**The task**
Which lines in the records below contain the string "stats"? Return each of those lines in full, treating uppercase and lowercase as different.

**Available records**

▽

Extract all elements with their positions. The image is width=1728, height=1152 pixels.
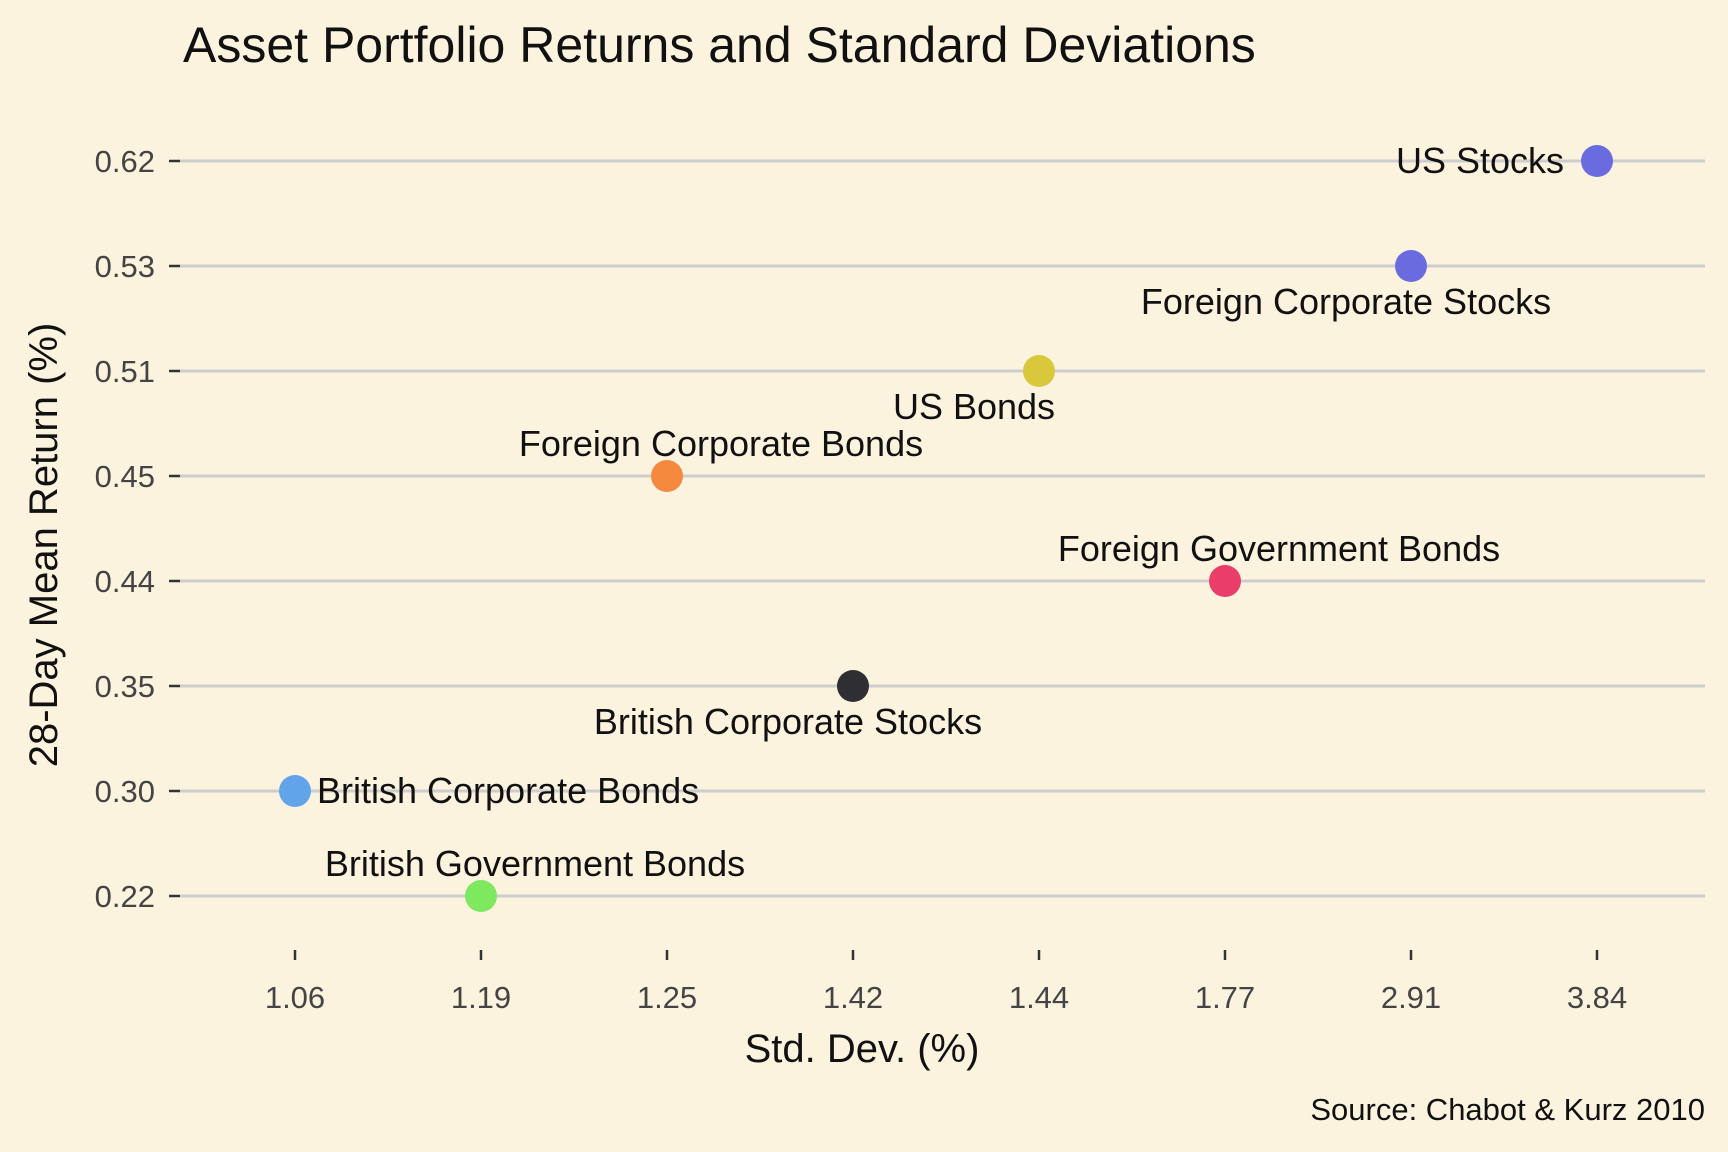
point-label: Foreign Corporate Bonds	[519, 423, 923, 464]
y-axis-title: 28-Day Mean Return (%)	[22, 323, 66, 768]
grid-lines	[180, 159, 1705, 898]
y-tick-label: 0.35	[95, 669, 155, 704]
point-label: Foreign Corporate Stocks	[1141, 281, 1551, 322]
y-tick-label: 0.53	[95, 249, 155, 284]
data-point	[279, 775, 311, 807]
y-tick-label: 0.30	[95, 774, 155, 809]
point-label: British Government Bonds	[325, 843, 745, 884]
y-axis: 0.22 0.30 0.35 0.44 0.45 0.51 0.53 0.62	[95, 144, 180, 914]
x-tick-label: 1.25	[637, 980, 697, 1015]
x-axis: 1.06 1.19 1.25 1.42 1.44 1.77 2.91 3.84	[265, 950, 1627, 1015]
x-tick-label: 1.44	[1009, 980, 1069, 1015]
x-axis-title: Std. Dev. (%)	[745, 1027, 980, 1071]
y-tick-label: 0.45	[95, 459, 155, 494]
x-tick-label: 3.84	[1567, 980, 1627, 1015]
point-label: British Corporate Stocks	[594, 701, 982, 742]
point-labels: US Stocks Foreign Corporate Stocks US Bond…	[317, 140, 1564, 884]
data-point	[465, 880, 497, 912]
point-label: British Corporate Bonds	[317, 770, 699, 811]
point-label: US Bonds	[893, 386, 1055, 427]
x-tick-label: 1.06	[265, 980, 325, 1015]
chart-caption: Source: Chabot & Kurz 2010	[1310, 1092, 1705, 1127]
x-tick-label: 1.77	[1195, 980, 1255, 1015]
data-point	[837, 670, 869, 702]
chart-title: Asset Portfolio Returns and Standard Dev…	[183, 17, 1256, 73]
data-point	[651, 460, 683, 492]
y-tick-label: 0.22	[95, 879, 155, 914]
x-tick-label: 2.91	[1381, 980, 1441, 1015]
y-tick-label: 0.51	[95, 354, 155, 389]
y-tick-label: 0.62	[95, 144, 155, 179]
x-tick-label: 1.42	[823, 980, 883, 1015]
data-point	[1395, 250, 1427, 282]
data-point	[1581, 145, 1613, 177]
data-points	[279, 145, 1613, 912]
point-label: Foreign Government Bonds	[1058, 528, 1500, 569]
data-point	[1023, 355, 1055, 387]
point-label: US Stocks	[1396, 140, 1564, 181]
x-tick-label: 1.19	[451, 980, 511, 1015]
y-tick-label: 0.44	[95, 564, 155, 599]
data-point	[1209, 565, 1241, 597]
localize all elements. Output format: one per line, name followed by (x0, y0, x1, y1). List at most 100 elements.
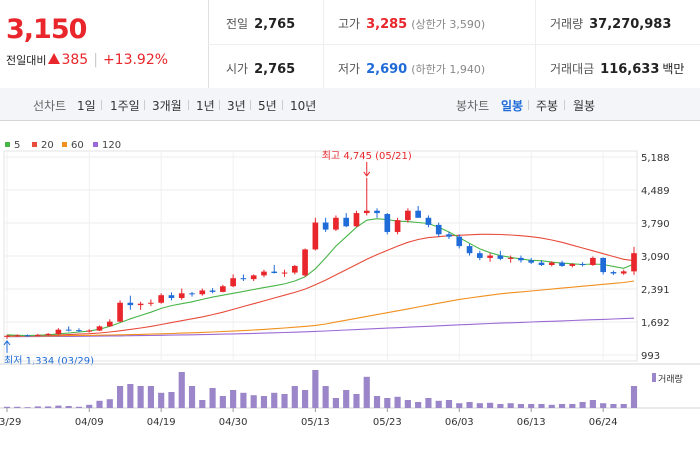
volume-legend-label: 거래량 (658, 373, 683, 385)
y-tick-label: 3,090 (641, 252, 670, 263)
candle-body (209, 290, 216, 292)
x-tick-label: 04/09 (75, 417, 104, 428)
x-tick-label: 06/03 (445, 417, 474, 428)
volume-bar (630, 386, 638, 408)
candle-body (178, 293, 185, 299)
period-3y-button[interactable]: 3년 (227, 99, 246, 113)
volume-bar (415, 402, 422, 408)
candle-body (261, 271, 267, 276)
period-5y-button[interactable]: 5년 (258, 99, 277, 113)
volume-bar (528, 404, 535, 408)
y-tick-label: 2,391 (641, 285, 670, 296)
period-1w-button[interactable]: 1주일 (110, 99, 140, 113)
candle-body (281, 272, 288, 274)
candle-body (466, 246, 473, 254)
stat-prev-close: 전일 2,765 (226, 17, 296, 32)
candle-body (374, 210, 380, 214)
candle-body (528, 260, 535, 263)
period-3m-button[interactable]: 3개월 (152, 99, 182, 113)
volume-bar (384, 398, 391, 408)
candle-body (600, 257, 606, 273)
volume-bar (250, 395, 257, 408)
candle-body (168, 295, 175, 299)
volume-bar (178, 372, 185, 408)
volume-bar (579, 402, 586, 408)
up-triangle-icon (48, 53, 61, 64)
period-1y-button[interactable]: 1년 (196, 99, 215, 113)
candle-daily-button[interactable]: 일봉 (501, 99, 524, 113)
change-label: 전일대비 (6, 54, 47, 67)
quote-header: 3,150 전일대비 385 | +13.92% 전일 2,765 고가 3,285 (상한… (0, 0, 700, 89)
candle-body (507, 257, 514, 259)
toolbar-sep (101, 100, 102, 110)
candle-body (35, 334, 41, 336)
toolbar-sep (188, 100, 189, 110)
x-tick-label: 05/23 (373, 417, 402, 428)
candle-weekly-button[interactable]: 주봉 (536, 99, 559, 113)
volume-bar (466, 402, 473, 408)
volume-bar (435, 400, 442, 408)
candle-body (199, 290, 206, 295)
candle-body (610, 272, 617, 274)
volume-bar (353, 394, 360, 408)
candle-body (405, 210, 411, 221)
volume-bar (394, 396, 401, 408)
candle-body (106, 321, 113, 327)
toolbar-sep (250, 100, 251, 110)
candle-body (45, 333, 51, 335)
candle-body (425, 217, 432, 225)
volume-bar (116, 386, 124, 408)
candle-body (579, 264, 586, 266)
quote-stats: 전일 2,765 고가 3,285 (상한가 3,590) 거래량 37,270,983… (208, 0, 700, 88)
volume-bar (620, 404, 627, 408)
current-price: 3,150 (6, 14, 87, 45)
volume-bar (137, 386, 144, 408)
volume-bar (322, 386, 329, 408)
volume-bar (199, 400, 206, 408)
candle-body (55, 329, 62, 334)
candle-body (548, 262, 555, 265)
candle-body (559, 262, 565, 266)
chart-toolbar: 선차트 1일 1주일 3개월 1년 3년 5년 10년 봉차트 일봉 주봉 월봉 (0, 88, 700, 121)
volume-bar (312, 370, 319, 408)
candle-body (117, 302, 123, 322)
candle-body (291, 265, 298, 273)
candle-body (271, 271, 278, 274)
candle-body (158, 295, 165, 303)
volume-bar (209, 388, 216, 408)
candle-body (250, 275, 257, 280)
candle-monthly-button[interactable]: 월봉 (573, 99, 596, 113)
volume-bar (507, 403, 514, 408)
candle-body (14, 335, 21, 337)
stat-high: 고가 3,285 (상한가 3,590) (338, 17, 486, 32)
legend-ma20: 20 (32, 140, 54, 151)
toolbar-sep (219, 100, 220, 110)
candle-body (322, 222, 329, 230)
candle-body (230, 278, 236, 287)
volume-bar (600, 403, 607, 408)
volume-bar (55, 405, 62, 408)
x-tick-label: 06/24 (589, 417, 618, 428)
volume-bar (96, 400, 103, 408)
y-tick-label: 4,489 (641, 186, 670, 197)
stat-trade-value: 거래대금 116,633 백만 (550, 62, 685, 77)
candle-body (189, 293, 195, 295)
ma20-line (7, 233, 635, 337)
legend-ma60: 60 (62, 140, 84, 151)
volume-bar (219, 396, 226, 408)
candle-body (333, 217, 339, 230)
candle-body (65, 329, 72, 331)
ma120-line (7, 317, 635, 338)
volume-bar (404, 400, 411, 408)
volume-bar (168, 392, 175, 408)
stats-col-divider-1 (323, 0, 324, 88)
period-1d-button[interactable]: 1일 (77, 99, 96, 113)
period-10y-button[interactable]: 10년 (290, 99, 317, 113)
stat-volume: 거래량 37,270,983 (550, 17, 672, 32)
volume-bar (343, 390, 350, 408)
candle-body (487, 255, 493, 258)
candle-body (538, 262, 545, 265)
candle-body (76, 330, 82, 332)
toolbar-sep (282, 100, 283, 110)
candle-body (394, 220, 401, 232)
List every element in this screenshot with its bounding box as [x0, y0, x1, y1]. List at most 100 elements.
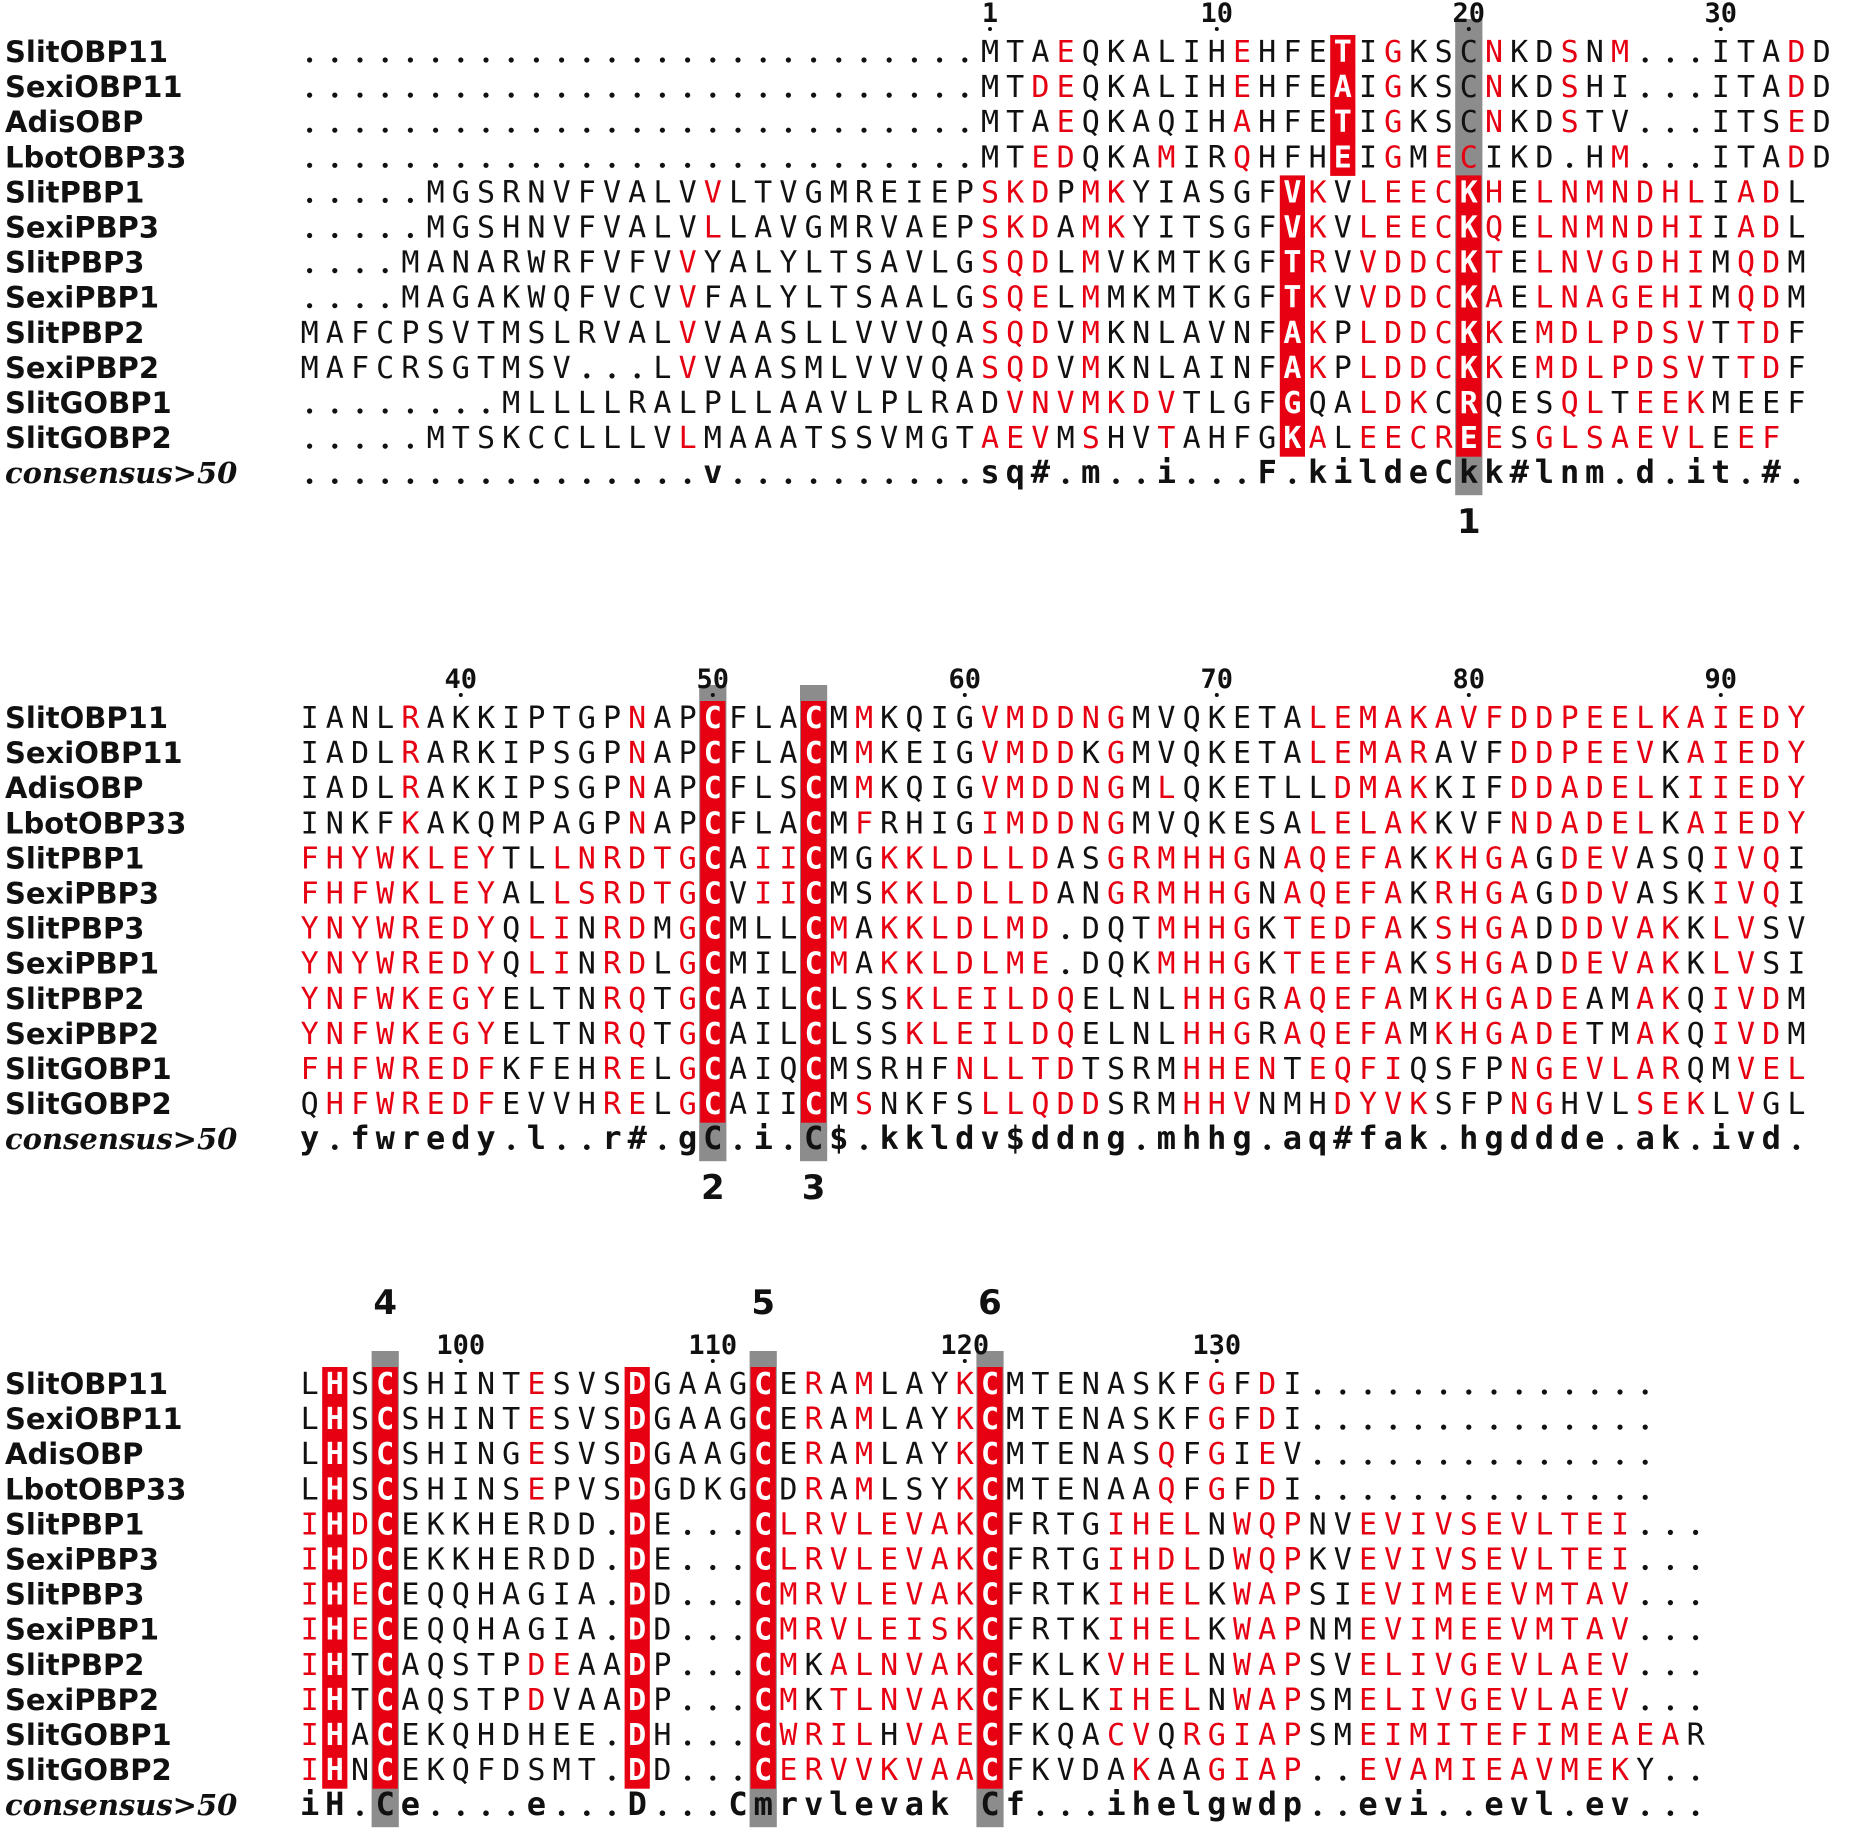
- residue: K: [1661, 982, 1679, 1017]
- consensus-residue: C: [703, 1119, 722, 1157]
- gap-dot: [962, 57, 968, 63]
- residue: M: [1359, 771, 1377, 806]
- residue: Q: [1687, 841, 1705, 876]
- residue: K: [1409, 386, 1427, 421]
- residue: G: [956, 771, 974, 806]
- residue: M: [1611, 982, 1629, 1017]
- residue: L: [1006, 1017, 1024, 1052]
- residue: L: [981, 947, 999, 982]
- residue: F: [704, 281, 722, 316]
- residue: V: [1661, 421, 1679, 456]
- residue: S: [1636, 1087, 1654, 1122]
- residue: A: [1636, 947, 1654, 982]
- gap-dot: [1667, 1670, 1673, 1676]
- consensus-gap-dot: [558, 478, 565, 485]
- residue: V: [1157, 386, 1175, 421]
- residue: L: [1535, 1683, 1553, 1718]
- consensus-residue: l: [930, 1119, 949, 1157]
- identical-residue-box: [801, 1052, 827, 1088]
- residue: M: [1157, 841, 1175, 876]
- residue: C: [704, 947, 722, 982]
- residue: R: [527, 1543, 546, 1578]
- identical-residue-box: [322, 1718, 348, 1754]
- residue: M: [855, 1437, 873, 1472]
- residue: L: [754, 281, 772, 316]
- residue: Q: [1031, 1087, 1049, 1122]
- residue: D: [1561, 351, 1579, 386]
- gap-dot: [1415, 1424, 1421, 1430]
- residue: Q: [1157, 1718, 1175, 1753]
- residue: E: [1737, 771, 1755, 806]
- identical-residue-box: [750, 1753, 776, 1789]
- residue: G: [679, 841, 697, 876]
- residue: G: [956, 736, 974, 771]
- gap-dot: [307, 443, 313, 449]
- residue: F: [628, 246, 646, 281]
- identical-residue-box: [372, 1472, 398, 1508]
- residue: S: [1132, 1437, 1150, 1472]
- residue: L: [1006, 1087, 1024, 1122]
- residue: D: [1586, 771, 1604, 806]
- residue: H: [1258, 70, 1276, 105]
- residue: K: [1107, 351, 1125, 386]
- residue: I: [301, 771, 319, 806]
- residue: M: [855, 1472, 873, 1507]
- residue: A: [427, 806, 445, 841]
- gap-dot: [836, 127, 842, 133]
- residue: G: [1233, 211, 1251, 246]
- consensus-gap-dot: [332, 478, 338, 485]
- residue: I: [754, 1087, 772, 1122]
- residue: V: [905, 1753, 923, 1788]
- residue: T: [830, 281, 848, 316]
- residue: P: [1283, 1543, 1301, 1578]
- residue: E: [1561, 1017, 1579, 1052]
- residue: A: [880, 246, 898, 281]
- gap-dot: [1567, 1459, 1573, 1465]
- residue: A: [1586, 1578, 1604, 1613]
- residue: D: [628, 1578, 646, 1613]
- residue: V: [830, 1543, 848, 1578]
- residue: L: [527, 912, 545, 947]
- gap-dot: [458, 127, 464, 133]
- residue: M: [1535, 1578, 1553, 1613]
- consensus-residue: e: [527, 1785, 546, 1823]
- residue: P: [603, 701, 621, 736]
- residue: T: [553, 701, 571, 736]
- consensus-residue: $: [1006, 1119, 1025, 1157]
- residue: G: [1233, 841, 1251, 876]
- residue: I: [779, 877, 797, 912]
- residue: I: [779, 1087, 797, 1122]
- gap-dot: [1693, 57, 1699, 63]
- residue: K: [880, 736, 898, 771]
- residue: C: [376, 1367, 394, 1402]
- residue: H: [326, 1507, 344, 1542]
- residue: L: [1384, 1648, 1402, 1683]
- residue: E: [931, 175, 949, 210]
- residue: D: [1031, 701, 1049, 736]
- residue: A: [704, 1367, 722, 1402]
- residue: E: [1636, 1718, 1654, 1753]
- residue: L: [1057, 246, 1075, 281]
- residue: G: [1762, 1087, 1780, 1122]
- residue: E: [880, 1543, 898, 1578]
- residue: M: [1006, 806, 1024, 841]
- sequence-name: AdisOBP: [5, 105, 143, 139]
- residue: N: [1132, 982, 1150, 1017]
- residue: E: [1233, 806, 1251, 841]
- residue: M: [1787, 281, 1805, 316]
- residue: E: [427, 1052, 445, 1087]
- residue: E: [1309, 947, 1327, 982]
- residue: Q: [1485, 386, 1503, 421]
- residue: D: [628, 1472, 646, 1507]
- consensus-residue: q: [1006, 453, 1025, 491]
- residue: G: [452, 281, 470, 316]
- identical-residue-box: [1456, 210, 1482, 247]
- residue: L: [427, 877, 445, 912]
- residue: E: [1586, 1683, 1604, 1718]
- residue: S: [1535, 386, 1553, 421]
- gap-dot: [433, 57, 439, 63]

△

**Solution**
quote-stats: 전일 2,765 고가 3,285 (상한가 3,590) 거래량 37,270,983… (208, 0, 700, 88)
stats-col-divider-1 (323, 0, 324, 88)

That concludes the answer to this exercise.